### PROBLEM DETAILS
Scan the lines below; pull out those with "clicking".

### EXERCISE INPUT
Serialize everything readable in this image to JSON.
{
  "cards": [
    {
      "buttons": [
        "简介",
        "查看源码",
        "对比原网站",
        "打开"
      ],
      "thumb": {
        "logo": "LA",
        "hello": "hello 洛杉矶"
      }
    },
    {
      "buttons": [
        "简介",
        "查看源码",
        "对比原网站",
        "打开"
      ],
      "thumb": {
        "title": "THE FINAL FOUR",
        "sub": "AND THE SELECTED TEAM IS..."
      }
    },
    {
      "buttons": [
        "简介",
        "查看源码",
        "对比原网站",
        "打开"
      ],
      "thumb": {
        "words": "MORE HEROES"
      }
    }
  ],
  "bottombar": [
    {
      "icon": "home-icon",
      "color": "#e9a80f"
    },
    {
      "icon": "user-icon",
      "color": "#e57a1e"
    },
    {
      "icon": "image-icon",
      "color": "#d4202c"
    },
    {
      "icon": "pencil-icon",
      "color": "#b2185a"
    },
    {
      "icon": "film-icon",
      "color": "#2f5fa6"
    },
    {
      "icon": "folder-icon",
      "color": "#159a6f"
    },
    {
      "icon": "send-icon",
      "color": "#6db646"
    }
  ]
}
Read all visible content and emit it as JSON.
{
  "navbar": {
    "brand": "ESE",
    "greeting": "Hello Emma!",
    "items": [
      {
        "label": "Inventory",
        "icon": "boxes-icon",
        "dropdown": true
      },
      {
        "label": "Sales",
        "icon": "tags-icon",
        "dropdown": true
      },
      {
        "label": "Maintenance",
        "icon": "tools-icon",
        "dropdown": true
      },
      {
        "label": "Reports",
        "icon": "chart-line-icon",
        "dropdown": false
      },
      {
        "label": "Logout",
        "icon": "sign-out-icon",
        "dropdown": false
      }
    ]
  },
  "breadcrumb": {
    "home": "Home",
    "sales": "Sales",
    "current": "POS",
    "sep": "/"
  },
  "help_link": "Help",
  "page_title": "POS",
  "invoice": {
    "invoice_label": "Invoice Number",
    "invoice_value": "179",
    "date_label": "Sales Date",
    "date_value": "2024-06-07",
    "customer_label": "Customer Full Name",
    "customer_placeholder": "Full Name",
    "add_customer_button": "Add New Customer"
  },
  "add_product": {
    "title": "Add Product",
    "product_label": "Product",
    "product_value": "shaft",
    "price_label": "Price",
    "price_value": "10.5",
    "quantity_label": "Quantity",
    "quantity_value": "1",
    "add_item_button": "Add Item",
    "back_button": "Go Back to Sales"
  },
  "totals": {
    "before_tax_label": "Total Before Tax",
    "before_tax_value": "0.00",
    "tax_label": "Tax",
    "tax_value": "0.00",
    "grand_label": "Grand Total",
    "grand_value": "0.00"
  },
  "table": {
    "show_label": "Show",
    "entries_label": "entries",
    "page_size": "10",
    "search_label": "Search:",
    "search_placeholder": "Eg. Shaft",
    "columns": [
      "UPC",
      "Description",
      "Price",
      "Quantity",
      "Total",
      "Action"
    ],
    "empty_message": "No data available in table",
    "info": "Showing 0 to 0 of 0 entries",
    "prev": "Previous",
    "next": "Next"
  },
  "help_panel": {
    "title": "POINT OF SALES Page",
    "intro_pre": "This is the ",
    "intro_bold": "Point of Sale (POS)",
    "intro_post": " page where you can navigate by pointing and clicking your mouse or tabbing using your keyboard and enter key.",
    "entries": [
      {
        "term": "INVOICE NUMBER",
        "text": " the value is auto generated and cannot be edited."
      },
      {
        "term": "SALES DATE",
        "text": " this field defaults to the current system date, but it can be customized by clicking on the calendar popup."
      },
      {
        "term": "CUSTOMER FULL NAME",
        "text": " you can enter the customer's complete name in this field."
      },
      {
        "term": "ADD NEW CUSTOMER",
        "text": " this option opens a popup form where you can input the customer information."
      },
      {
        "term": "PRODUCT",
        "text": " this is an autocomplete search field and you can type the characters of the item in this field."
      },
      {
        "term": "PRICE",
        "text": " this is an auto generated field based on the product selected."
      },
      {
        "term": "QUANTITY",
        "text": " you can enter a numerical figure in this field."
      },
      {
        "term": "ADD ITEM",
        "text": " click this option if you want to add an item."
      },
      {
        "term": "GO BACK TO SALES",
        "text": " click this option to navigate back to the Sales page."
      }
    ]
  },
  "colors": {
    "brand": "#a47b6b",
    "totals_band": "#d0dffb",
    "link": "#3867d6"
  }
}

### ANSWER TO THIS EXERCISE
    "intro_post": " page where you can navigate by pointing and clicking your mouse or tabbing using your keyboard and enter key.",
        "text": " this field defaults to the current system date, but it can be customized by clicking on the calendar popup."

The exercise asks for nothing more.